------ Provided data

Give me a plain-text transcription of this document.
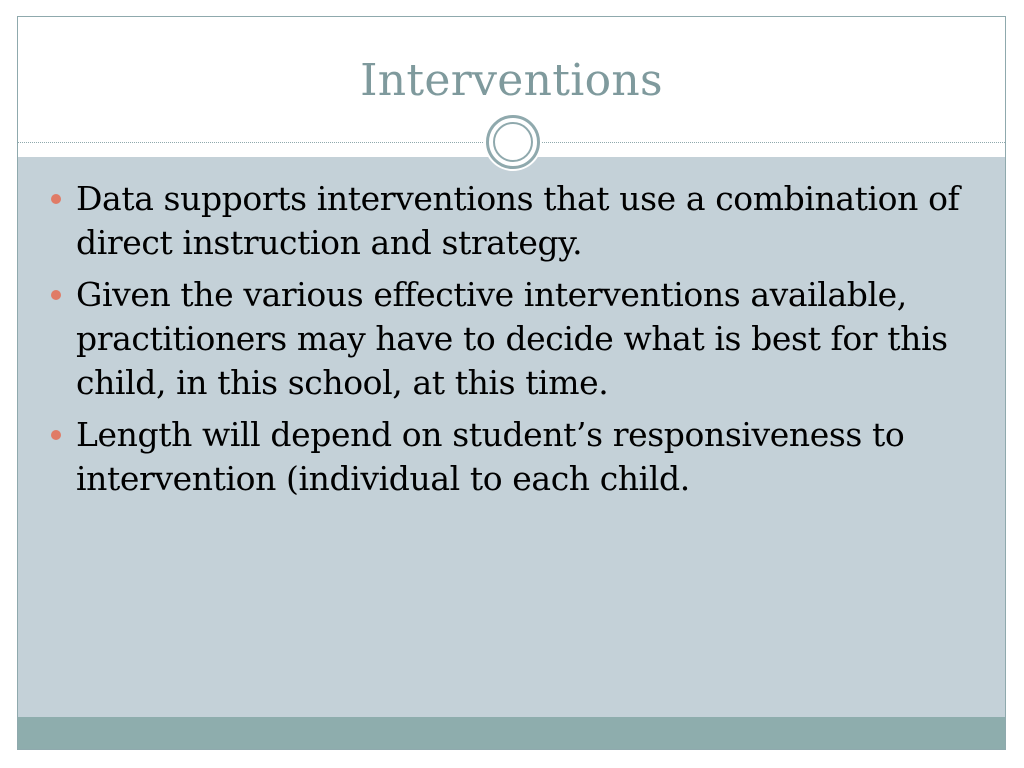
Interventions
Data supports interventions that use a combination of direct instruction and strategy.
Given the various effective interventions available, practitioners may have to decide what is best for this child, in this school, at this time.
Length will depend on student’s responsiveness to intervention (individual to each child.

------------

Write out the material above again, word for word, minus its pictures.

Give me a plain-text transcription of this document.
Interventions
Data supports interventions that use a combination of direct instruction and strategy.
Given the various effective interventions available, practitioners may have to decide what is best for this child, in this school, at this time.
Length will depend on student’s responsiveness to intervention (individual to each child.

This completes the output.